**PROVIDED ENTRIES**
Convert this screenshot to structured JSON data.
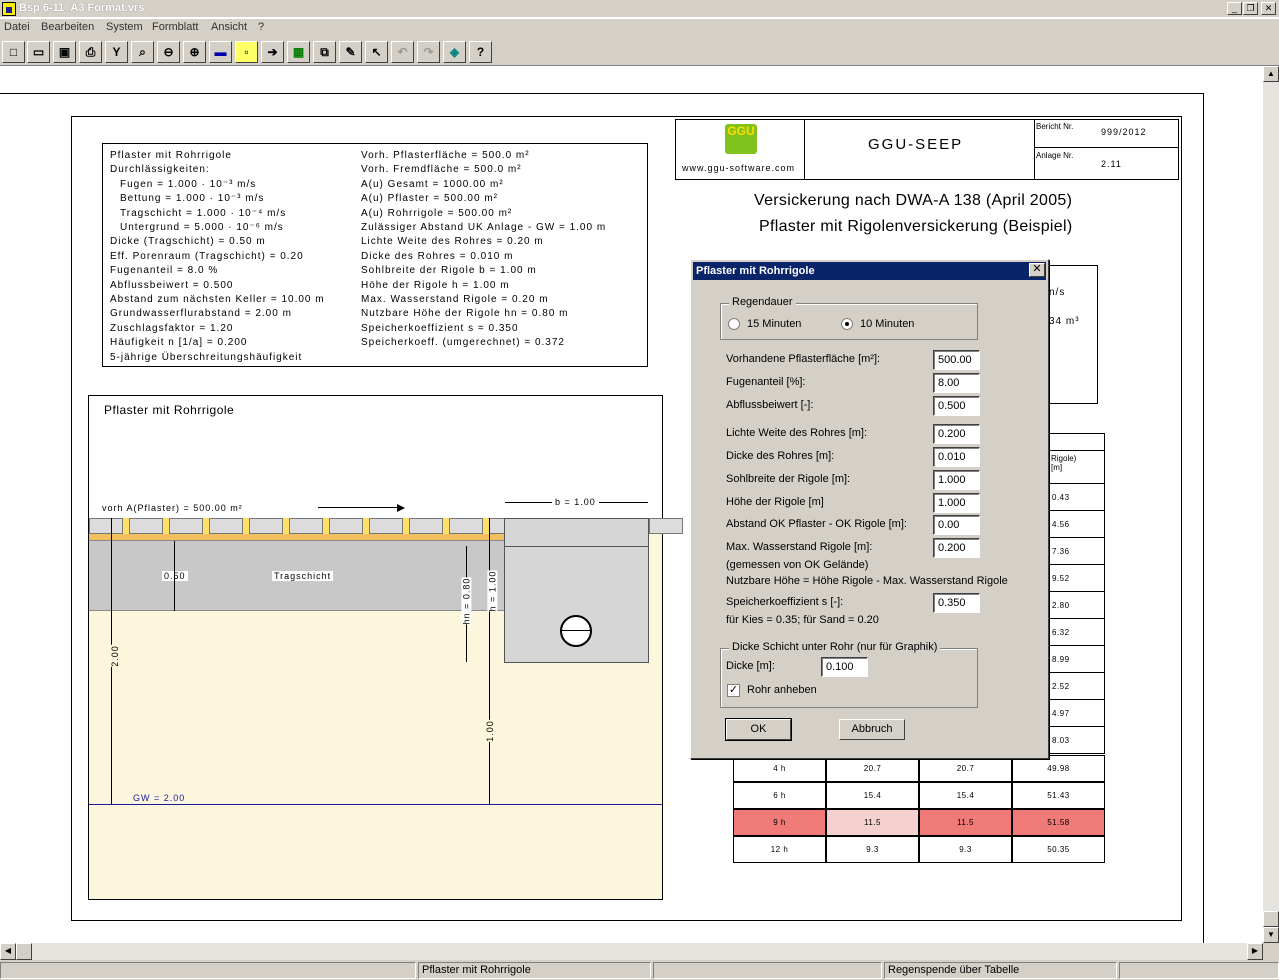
{
  "window": {
    "title": "Bsp 6-11_A3 Format.vrs"
  },
  "menu": [
    "Datei",
    "Bearbeiten",
    "System",
    "Formblatt",
    "Ansicht",
    "?"
  ],
  "report": {
    "logo_text": "GGU",
    "logo_url": "www.ggu-software.com",
    "program": "GGU-SEEP",
    "bericht_label": "Bericht Nr.",
    "bericht_value": "999/2012",
    "anlage_label": "Anlage Nr.",
    "anlage_value": "2.11",
    "heading1": "Versickerung nach DWA-A 138 (April 2005)",
    "heading2": "Pflaster mit Rigolenversickerung (Beispiel)"
  },
  "params_left": [
    "Pflaster mit Rohrrigole",
    "Durchlässigkeiten:",
    "Fugen = 1.000 · 10⁻³ m/s",
    "Bettung = 1.000 · 10⁻³ m/s",
    "Tragschicht = 1.000 · 10⁻⁴ m/s",
    "Untergrund = 5.000 · 10⁻⁶ m/s",
    "Dicke (Tragschicht) = 0.50 m",
    "Eff. Porenraum (Tragschicht) = 0.20",
    "Fugenanteil = 8.0 %",
    "Abflussbeiwert = 0.500",
    "Abstand zum nächsten Keller = 10.00 m",
    "Grundwasserflurabstand = 2.00 m",
    "Zuschlagsfaktor = 1.20",
    "Häufigkeit n [1/a] = 0.200",
    "5-jährige Überschreitungshäufigkeit"
  ],
  "params_right": [
    "Vorh. Pflasterfläche = 500.0 m²",
    "Vorh. Fremdfläche = 500.0 m²",
    "A(u) Gesamt = 1000.00 m²",
    "A(u) Pflaster = 500.00 m²",
    "A(u) Rohrrigole = 500.00 m²",
    "Zulässiger Abstand UK Anlage - GW = 1.00 m",
    "Lichte Weite des Rohres = 0.20 m",
    "Dicke des Rohres = 0.010 m",
    "Sohlbreite der Rigole b = 1.00 m",
    "Höhe der Rigole h = 1.00 m",
    "Max. Wasserstand Rigole = 0.20 m",
    "Nutzbare Höhe der Rigole hn = 0.80 m",
    "Speicherkoeffizient s = 0.350",
    "Speicherkoeff. (umgerechnet) = 0.372"
  ],
  "drawing": {
    "title": "Pflaster mit Rohrrigole",
    "area_label": "vorh A(Pflaster) = 500.00 m²",
    "b_label": "b = 1.00",
    "thick_label": "0.50",
    "layer_label": "Tragschicht",
    "hn_label": "hn = 0.80",
    "h_label": "h = 1.00",
    "depth_label": "2.00",
    "gap_label": "1.00",
    "gw_label": "GW = 2.00"
  },
  "right_box_partial": [
    "n/s",
    "34 m³"
  ],
  "table": {
    "header_partial": "Rigole)",
    "header_unit": "[m]",
    "hidden_col4": [
      "0.43",
      "4.56",
      "7.36",
      "9.52",
      "2.80",
      "6.32",
      "8.99",
      "2.52",
      "4.97",
      "8.03"
    ],
    "rows": [
      {
        "d": "4 h",
        "a": "20.7",
        "b": "20.7",
        "c": "49.98",
        "hl": false
      },
      {
        "d": "6 h",
        "a": "15.4",
        "b": "15.4",
        "c": "51.43",
        "hl": false
      },
      {
        "d": "9 h",
        "a": "11.5",
        "b": "11.5",
        "c": "51.58",
        "hl": true
      },
      {
        "d": "12 h",
        "a": "9.3",
        "b": "9.3",
        "c": "50.35",
        "hl": false
      }
    ]
  },
  "dialog": {
    "title": "Pflaster mit Rohrrigole",
    "group1": "Regendauer",
    "radio1": "15 Minuten",
    "radio2": "10 Minuten",
    "radio_selected": "10 Minuten",
    "fields": [
      {
        "label": "Vorhandene Pflasterfläche [m²]:",
        "value": "500.00"
      },
      {
        "label": "Fugenanteil [%]:",
        "value": "8.00"
      },
      {
        "label": "Abflussbeiwert [-]:",
        "value": "0.500"
      },
      {
        "label": "Lichte Weite des Rohres [m]:",
        "value": "0.200"
      },
      {
        "label": "Dicke des Rohres [m]:",
        "value": "0.010"
      },
      {
        "label": "Sohlbreite der Rigole [m]:",
        "value": "1.000"
      },
      {
        "label": "Höhe der Rigole [m]",
        "value": "1.000"
      },
      {
        "label": "Abstand OK Pflaster - OK Rigole [m]:",
        "value": "0.00"
      },
      {
        "label": "Max. Wasserstand Rigole [m]:",
        "value": "0.200"
      },
      {
        "label": "Speicherkoeffizient s [-]:",
        "value": "0.350"
      }
    ],
    "note1": "(gemessen von OK Gelände)",
    "note2": "Nutzbare Höhe = Höhe Rigole - Max. Wasserstand Rigole",
    "note3": "für Kies = 0.35; für Sand = 0.20",
    "group2": "Dicke Schicht unter Rohr (nur für Graphik)",
    "dicke_label": "Dicke [m]:",
    "dicke_value": "0.100",
    "checkbox_label": "Rohr anheben",
    "checkbox_checked": true,
    "ok": "OK",
    "cancel": "Abbruch"
  },
  "status": {
    "left": "Pflaster mit Rohrrigole",
    "right": "Regenspende über Tabelle"
  }
}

**WHAT IS NEEDED**
Gather from the records above every line containing the string "Nutzbare".

**EXPECTED OUTPUT**
    "Nutzbare Höhe der Rigole hn = 0.80 m",
    "note2": "Nutzbare Höhe = Höhe Rigole - Max. Wasserstand Rigole",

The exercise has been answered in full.